> [Given entries]:

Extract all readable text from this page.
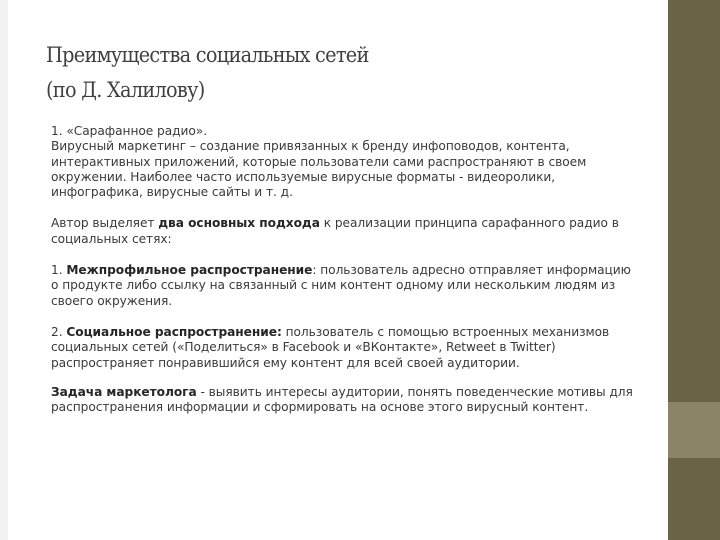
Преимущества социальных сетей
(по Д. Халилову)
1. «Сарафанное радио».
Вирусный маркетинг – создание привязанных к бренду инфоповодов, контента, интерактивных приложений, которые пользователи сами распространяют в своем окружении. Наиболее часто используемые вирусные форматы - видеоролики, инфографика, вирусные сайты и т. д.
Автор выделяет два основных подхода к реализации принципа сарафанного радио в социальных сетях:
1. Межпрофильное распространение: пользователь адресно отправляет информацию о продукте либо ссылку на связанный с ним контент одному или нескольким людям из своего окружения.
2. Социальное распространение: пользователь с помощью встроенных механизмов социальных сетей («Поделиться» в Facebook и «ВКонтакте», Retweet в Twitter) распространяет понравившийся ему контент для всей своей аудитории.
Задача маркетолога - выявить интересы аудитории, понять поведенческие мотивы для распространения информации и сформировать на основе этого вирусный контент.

> [Task details]: Each line of the material must be retyped exactly, except that images are omitted.

> [Finished answer]:
Extract all readable text from this page.
Преимущества социальных сетей
(по Д. Халилову)
1. «Сарафанное радио».
Вирусный маркетинг – создание привязанных к бренду инфоповодов, контента, интерактивных приложений, которые пользователи сами распространяют в своем окружении. Наиболее часто используемые вирусные форматы - видеоролики, инфографика, вирусные сайты и т. д.
Автор выделяет два основных подхода к реализации принципа сарафанного радио в социальных сетях:
1. Межпрофильное распространение: пользователь адресно отправляет информацию о продукте либо ссылку на связанный с ним контент одному или нескольким людям из своего окружения.
2. Социальное распространение: пользователь с помощью встроенных механизмов социальных сетей («Поделиться» в Facebook и «ВКонтакте», Retweet в Twitter) распространяет понравившийся ему контент для всей своей аудитории.
Задача маркетолога - выявить интересы аудитории, понять поведенческие мотивы для распространения информации и сформировать на основе этого вирусный контент.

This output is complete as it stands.